→ **DATA SUPPLIED**
****************

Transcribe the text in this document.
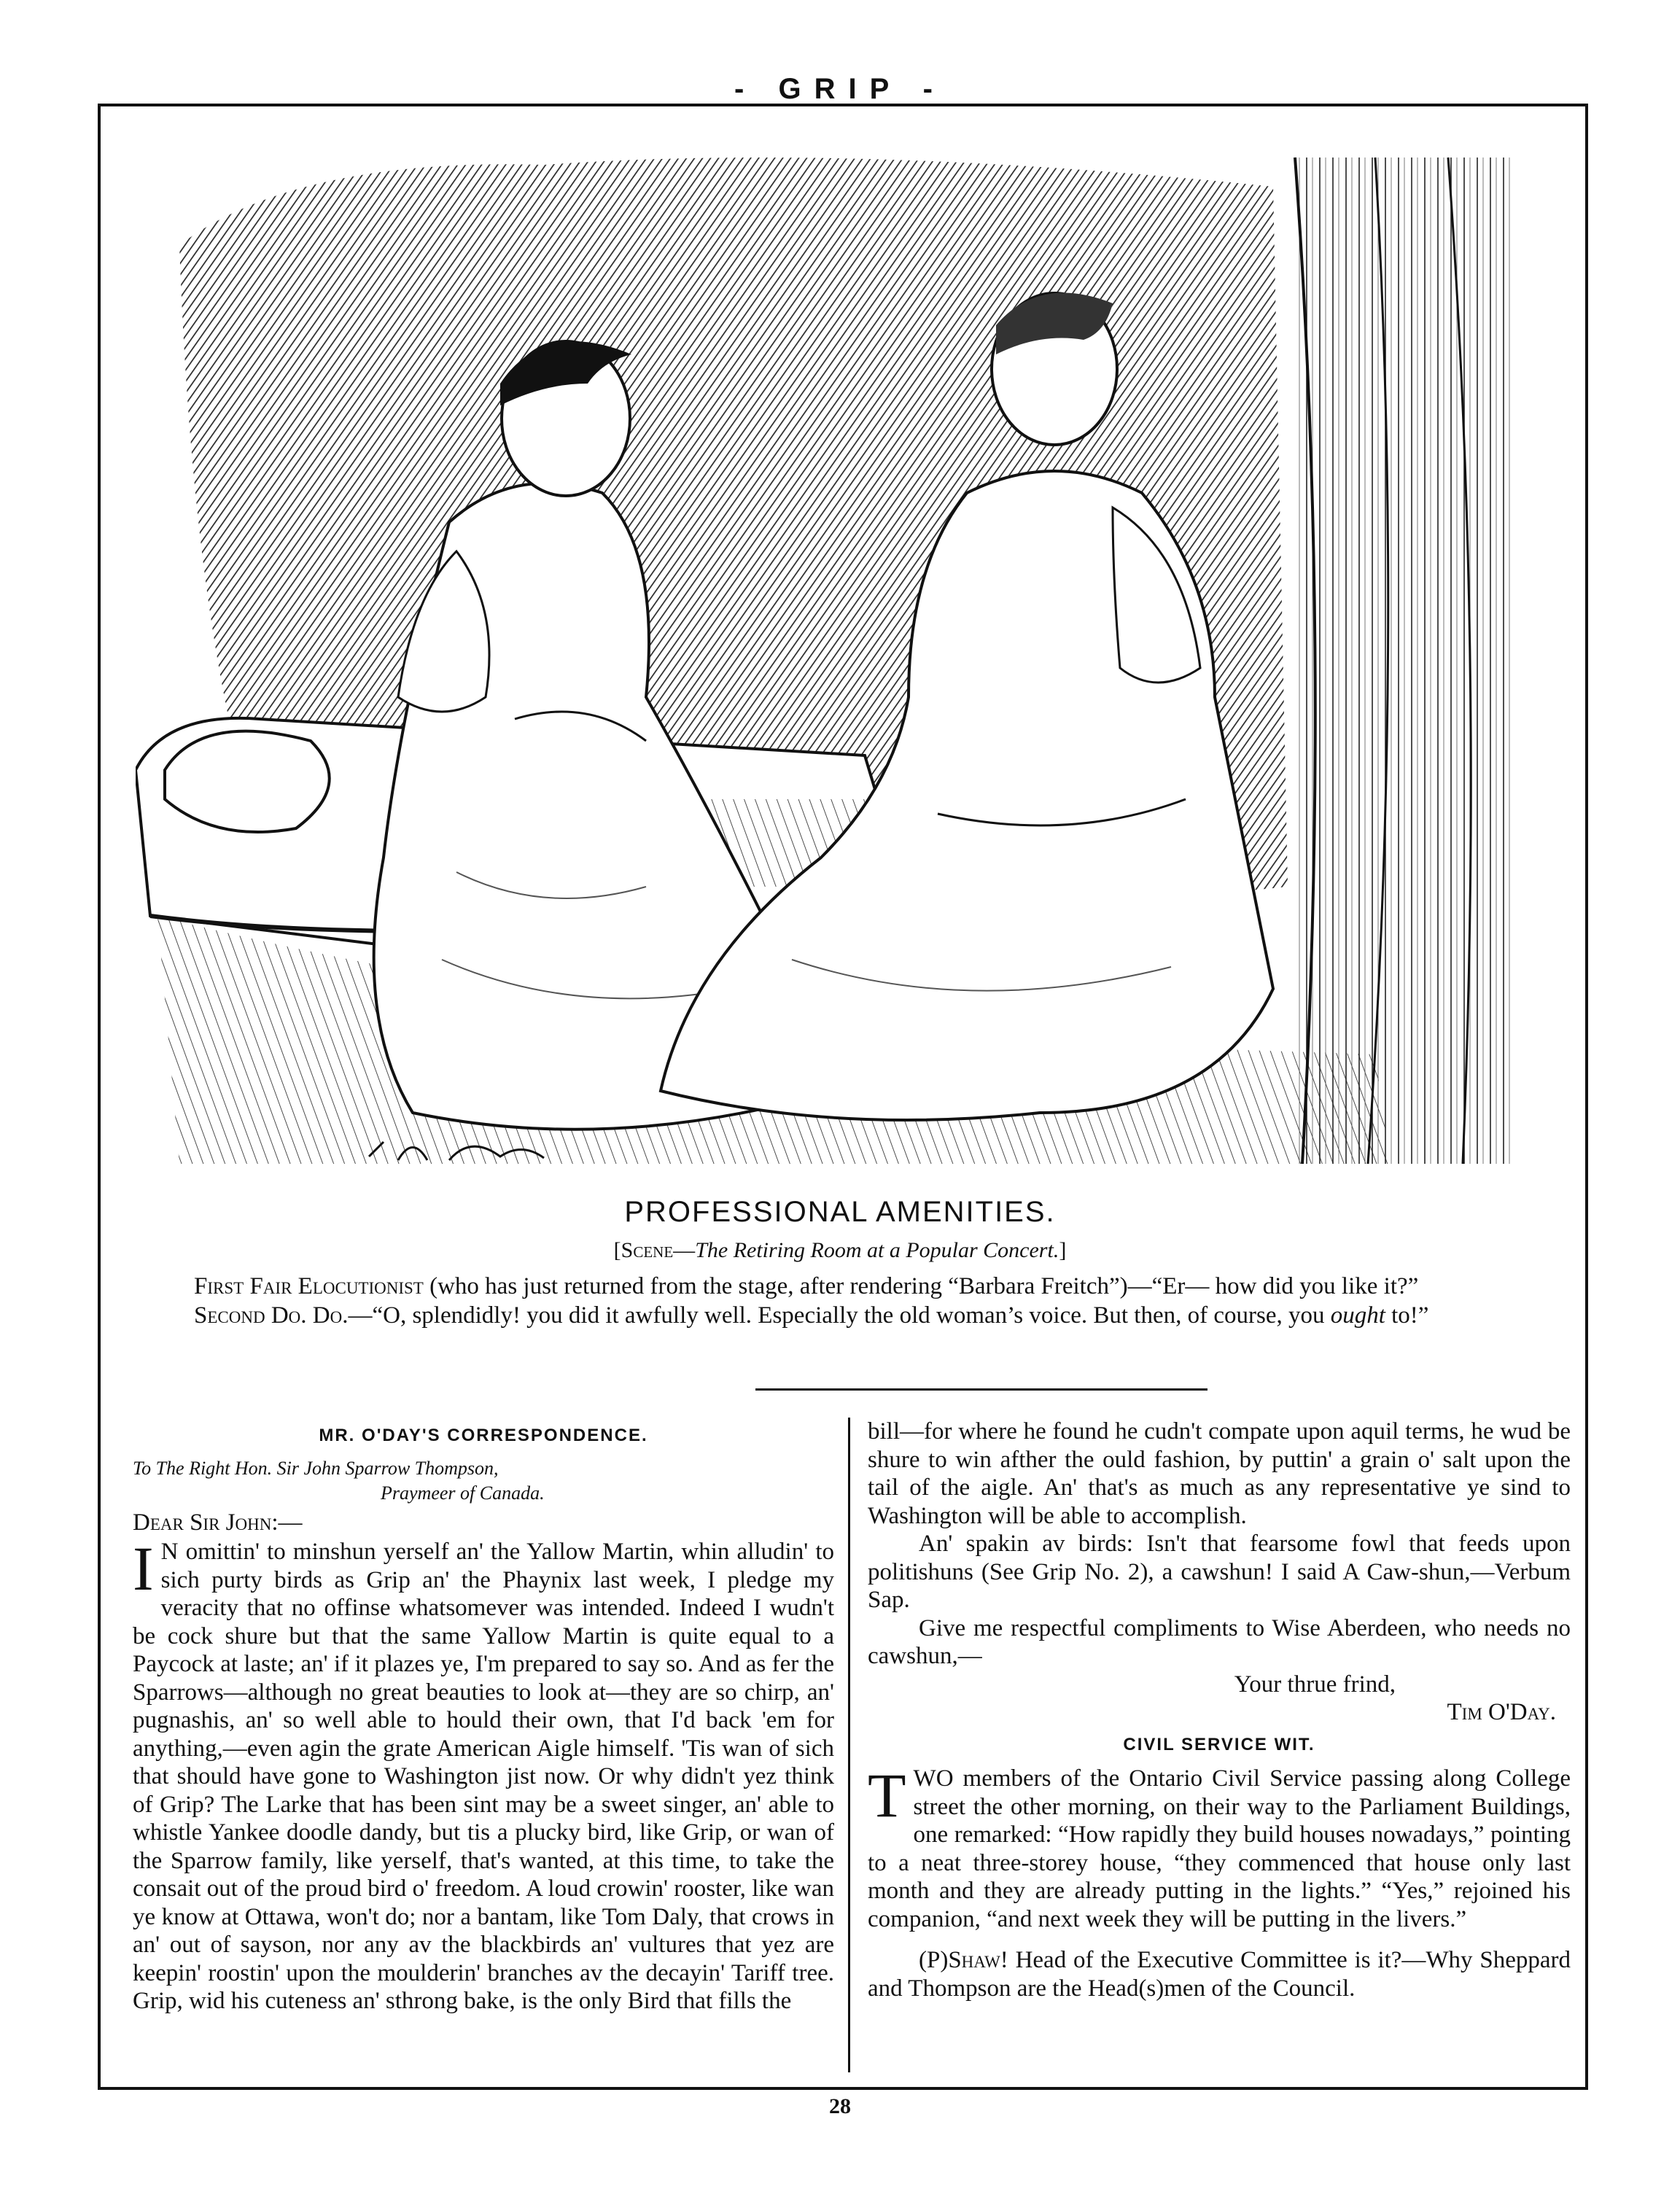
- GRIP -
PROFESSIONAL AMENITIES.
[Scene—The Retiring Room at a Popular Concert.]

First Fair Elocutionist (who has just returned from the stage, after rendering “Barbara Freitch”)—“Er— how did you like it?”

Second Do. Do.—“O, splendidly! you did it awfully well. Especially the old woman’s voice. But then, of course, you ought to!”

MR. O'DAY'S CORRESPONDENCE.
To The Right Hon. Sir John Sparrow Thompson,
Praymeer of Canada.
Dear Sir John:—

I N omittin' to minshun yerself an' the Yallow Martin, whin alludin' to sich purty birds as Grip an' the Phaynix last week, I pledge my veracity that no offinse whatsomever was intended. Indeed I wudn't be cock shure but that the same Yallow Martin is quite equal to a Paycock at laste; an' if it plazes ye, I'm prepared to say so. And as fer the Sparrows—although no great beauties to look at—they are so chirp, an' pugnashis, an' so well able to hould their own, that I'd back 'em for anything,—even agin the grate American Aigle himself. 'Tis wan of sich that should have gone to Washington jist now. Or why didn't yez think of Grip? The Larke that has been sint may be a sweet singer, an' able to whistle Yankee doodle dandy, but tis a plucky bird, like Grip, or wan of the Sparrow family, like yerself, that's wanted, at this time, to take the consait out of the proud bird o' freedom. A loud crowin' rooster, like wan ye know at Ottawa, won't do; nor a bantam, like Tom Daly, that crows in an' out of sayson, nor any av the blackbirds an' vultures that yez are keepin' roostin' upon the moulderin' branches av the decayin' Tariff tree. Grip, wid his cuteness an' sthrong bake, is the only Bird that fills the

bill—for where he found he cudn't compate upon aquil terms, he wud be shure to win afther the ould fashion, by puttin' a grain o' salt upon the tail of the aigle. An' that's as much as any representative ye sind to Washington will be able to accomplish.

An' spakin av birds: Isn't that fearsome fowl that feeds upon politishuns (See Grip No. 2), a cawshun! I said A Caw-shun,—Verbum Sap.

Give me respectful compliments to Wise Aberdeen, who needs no cawshun,—

Your thrue frind,
Tim O'Day.
CIVIL SERVICE WIT.

TWO members of the Ontario Civil Service passing along College street the other morning, on their way to the Parliament Buildings, one remarked: “How rapidly they build houses nowadays,” pointing to a neat three-storey house, “they commenced that house only last month and they are already putting in the lights.” “Yes,” rejoined his companion, “and next week they will be putting in the livers.”

(P)Shaw! Head of the Executive Committee is it?—Why Sheppard and Thompson are the Head(s)men of the Council.

28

****************

→ **PROBLEM DETAILS**
All lines above containing the string "Thompson" are to be collected.

→ **SOLUTION TO THIS PROBLEM**
To The Right Hon. Sir John Sparrow Thompson,
(P)Shaw! Head of the Executive Committee is it?—Why Sheppard and Thompson are the Head(s)men of the Council.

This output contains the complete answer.